> **Challenge**: Report how many lines contain "административных", with no other words.

> **Data provided**:
>>
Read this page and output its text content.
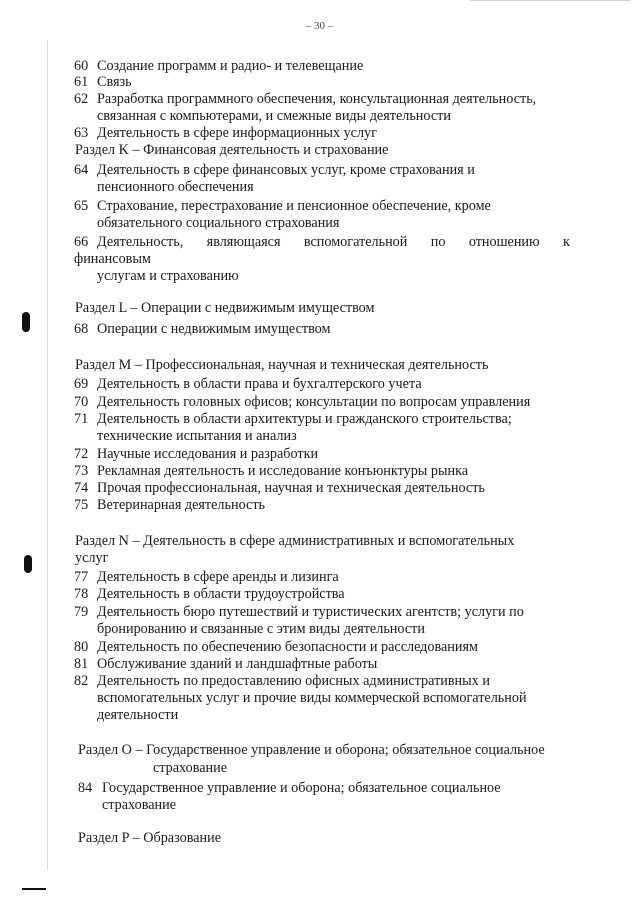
– 30 –
60 Создание программ и радио- и телевещание
61 Связь
62 Разработка программного обеспечения, консультационная деятельность,
связанная с компьютерами, и смежные виды деятельности
63 Деятельность в сфере информационных услуг
Раздел K – Финансовая деятельность и страхование
64 Деятельность в сфере финансовых услуг, кроме страхования и
пенсионного обеспечения
65 Страхование, перестрахование и пенсионное обеспечение, кроме
обязательного социального страхования
66 Деятельность, являющаяся вспомогательной по отношению к
финансовым
услугам и страхованию
Раздел L – Операции с недвижимым имуществом
68 Операции с недвижимым имуществом
Раздел M – Профессиональная, научная и техническая деятельность
69 Деятельность в области права и бухгалтерского учета
70 Деятельность головных офисов; консультации по вопросам управления
71 Деятельность в области архитектуры и гражданского строительства;
технические испытания и анализ
72 Научные исследования и разработки
73 Рекламная деятельность и исследование конъюнктуры рынка
74 Прочая профессиональная, научная и техническая деятельность
75 Ветеринарная деятельность
Раздел N – Деятельность в сфере административных и вспомогательных
услуг
77 Деятельность в сфере аренды и лизинга
78 Деятельность в области трудоустройства
79 Деятельность бюро путешествий и туристических агентств; услуги по
бронированию и связанные с этим виды деятельности
80 Деятельность по обеспечению безопасности и расследованиям
81 Обслуживание зданий и ландшафтные работы
82 Деятельность по предоставлению офисных административных и
вспомогательных услуг и прочие виды коммерческой вспомогательной
деятельности
Раздел O – Государственное управление и оборона; обязательное социальное
страхование
84 Государственное управление и оборона; обязательное социальное
страхование
Раздел P – Образование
<<
> **Solution to the problem**: 2